Gather from the listing below each line that includes the word "this", and copy it.
• • • •
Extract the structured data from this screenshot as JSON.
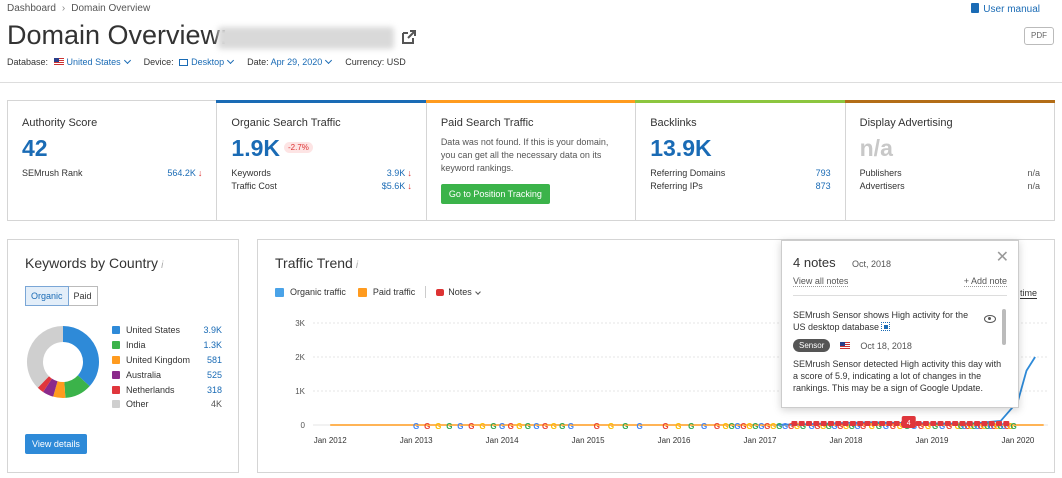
{
  "breadcrumb": {
    "home": "Dashboard",
    "current": "Domain Overview"
  },
  "manual_label": "User manual",
  "page_title": "Domain Overview:",
  "pdf_label": "PDF",
  "filters": {
    "database_label": "Database:",
    "database_value": "United States",
    "device_label": "Device:",
    "device_value": "Desktop",
    "date_label": "Date:",
    "date_value": "Apr 29, 2020",
    "currency_label": "Currency:",
    "currency_value": "USD"
  },
  "colors": {
    "accent": "#1a6bb5",
    "authority": "#1a6bb5",
    "organic": "#1a6bb5",
    "paid": "#ff9b1f",
    "backlinks": "#8cc63f",
    "display": "#b36d17"
  },
  "cards": {
    "authority": {
      "title": "Authority Score",
      "value": "42",
      "row1_label": "SEMrush Rank",
      "row1_value": "564.2K"
    },
    "organic": {
      "title": "Organic Search Traffic",
      "value": "1.9K",
      "change": "-2.7%",
      "row1_label": "Keywords",
      "row1_value": "3.9K",
      "row2_label": "Traffic Cost",
      "row2_value": "$5.6K"
    },
    "paid": {
      "title": "Paid Search Traffic",
      "text": "Data was not found. If this is your domain, you can get all the necessary data on its keyword rankings.",
      "button": "Go to Position Tracking"
    },
    "backlinks": {
      "title": "Backlinks",
      "value": "13.9K",
      "row1_label": "Referring Domains",
      "row1_value": "793",
      "row2_label": "Referring IPs",
      "row2_value": "873"
    },
    "display": {
      "title": "Display Advertising",
      "value": "n/a",
      "row1_label": "Publishers",
      "row1_value": "n/a",
      "row2_label": "Advertisers",
      "row2_value": "n/a"
    }
  },
  "kbc": {
    "title": "Keywords by Country",
    "info": "i",
    "tab_organic": "Organic",
    "tab_paid": "Paid",
    "countries": [
      {
        "name": "United States",
        "value": "3.9K",
        "color": "#2e8ad8"
      },
      {
        "name": "India",
        "value": "1.3K",
        "color": "#3bb34a"
      },
      {
        "name": "United Kingdom",
        "value": "581",
        "color": "#ff9b1f"
      },
      {
        "name": "Australia",
        "value": "525",
        "color": "#8b2a8b"
      },
      {
        "name": "Netherlands",
        "value": "318",
        "color": "#e0363c"
      },
      {
        "name": "Other",
        "value": "4K",
        "color": "#cfcfcf"
      }
    ],
    "button": "View details"
  },
  "trend": {
    "title": "Traffic Trend",
    "info": "i",
    "legend_organic": "Organic traffic",
    "legend_paid": "Paid traffic",
    "legend_notes": "Notes",
    "period_partial": "time"
  },
  "chart_data": {
    "type": "line",
    "title": "Traffic Trend",
    "yticks": [
      "3K",
      "2K",
      "1K",
      "0"
    ],
    "ylim": [
      0,
      3000
    ],
    "xticks": [
      "Jan 2012",
      "Jan 2013",
      "Jan 2014",
      "Jan 2015",
      "Jan 2016",
      "Jan 2017",
      "Jan 2018",
      "Jan 2019",
      "Jan 2020"
    ],
    "series": [
      {
        "name": "Organic traffic",
        "color": "#2e8ad8",
        "x": [
          2017.2,
          2017.5,
          2017.8,
          2018.0,
          2018.3,
          2018.6,
          2018.9,
          2019.2,
          2019.5,
          2019.8,
          2020.0,
          2020.1,
          2020.2
        ],
        "values": [
          5,
          20,
          40,
          60,
          80,
          60,
          50,
          40,
          50,
          120,
          700,
          1600,
          2000
        ]
      },
      {
        "name": "Paid traffic",
        "color": "#ff9b1f",
        "x": [
          2012.0,
          2020.3
        ],
        "values": [
          0,
          0
        ]
      }
    ],
    "annotation_markers": [
      "G",
      "G",
      "G",
      "G",
      "G",
      "G",
      "G",
      "G",
      "G",
      "G",
      "G",
      "G",
      "G",
      "G",
      "G",
      "G",
      "G",
      "G",
      "G",
      "G",
      "G",
      "G",
      "G",
      "G",
      "G",
      "G",
      "G",
      "G",
      "G",
      "G",
      "G",
      "G",
      "G",
      "G",
      "G",
      "G",
      "G",
      "G",
      "G",
      "G",
      "G",
      "G",
      "G",
      "G",
      "G",
      "G",
      "G",
      "G",
      "G",
      "G",
      "G",
      "G",
      "G",
      "G",
      "G",
      "G",
      "G",
      "G",
      "G",
      "G",
      "G",
      "G",
      "G",
      "G",
      "G",
      "G",
      "G",
      "G",
      "G",
      "G",
      "G",
      "G",
      "G",
      "G",
      "G",
      "G",
      "G",
      "G",
      "G",
      "G"
    ],
    "notes_badge": "4"
  },
  "popup": {
    "count": "4 notes",
    "date": "Oct, 2018",
    "view_all": "View all notes",
    "add": "+ Add note",
    "note_title": "SEMrush Sensor shows High activity for the US desktop database",
    "tag": "Sensor",
    "note_date": "Oct 18, 2018",
    "description": "SEMrush Sensor detected High activity this day with a score of 5.9, indicating a lot of changes in the rankings. This may be a sign of Google Update."
  }
}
• • • •
Correct result:
Extract the structured data from this screenshot as JSON.
      "text": "Data was not found. If this is your domain, you can get all the necessary data on its keyword rankings.",
    "description": "SEMrush Sensor detected High activity this day with a score of 5.9, indicating a lot of changes in the rankings. This may be a sign of Google Update."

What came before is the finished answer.